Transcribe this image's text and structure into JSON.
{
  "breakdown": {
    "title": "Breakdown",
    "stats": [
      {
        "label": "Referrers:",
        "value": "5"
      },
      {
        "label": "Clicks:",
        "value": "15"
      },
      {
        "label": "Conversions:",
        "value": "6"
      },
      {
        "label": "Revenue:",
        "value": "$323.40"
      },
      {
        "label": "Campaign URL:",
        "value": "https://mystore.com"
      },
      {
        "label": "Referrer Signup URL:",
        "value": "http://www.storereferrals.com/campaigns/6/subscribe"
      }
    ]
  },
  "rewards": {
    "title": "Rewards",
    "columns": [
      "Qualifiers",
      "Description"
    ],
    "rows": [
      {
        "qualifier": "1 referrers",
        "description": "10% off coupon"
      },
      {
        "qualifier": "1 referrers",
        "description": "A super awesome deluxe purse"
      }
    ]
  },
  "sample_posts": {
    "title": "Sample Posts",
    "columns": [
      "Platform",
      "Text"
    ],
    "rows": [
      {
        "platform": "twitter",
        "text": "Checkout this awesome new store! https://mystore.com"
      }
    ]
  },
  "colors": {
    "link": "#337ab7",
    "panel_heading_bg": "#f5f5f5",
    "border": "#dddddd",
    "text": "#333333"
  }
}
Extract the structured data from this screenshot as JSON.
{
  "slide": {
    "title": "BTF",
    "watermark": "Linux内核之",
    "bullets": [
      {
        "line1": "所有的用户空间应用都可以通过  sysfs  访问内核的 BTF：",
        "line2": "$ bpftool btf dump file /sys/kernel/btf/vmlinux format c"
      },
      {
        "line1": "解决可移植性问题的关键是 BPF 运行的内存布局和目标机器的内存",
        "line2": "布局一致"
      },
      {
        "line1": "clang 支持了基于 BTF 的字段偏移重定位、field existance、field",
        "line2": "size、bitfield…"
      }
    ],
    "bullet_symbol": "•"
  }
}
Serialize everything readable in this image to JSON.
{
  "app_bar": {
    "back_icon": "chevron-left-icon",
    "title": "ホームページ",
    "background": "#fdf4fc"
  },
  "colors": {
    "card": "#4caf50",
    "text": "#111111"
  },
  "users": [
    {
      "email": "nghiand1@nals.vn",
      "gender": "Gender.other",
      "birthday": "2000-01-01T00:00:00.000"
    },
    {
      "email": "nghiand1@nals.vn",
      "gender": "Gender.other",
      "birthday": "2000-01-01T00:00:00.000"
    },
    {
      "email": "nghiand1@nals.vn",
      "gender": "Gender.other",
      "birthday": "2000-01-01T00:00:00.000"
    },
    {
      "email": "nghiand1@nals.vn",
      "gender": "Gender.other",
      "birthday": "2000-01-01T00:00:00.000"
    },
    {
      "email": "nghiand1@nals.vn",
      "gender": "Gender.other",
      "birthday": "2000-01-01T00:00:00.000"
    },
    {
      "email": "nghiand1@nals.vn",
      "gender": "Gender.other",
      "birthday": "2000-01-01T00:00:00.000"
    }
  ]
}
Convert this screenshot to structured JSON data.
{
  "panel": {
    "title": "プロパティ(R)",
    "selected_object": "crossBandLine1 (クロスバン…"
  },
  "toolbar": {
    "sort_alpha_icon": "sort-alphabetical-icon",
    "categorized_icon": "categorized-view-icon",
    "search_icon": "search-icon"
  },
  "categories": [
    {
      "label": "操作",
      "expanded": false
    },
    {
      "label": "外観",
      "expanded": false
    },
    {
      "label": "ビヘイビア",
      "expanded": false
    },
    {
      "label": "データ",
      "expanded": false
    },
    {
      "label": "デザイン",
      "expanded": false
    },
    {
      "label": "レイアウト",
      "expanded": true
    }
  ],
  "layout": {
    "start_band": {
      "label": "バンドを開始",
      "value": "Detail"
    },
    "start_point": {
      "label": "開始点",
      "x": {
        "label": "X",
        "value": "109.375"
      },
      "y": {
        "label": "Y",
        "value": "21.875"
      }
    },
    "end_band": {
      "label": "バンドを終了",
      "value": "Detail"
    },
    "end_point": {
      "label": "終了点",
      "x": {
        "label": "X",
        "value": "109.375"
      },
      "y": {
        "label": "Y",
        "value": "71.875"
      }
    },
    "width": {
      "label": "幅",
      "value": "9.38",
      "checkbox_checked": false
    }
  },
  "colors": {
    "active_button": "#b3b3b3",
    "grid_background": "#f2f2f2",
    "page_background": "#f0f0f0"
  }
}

→ **EXERCISE GOAL**: Pull every line holding "structured" out of the records.

→ **WRITTEN SOLUTION**:
Extract the structured data from this screenshot as JSON.
Convert this screenshot to structured JSON data.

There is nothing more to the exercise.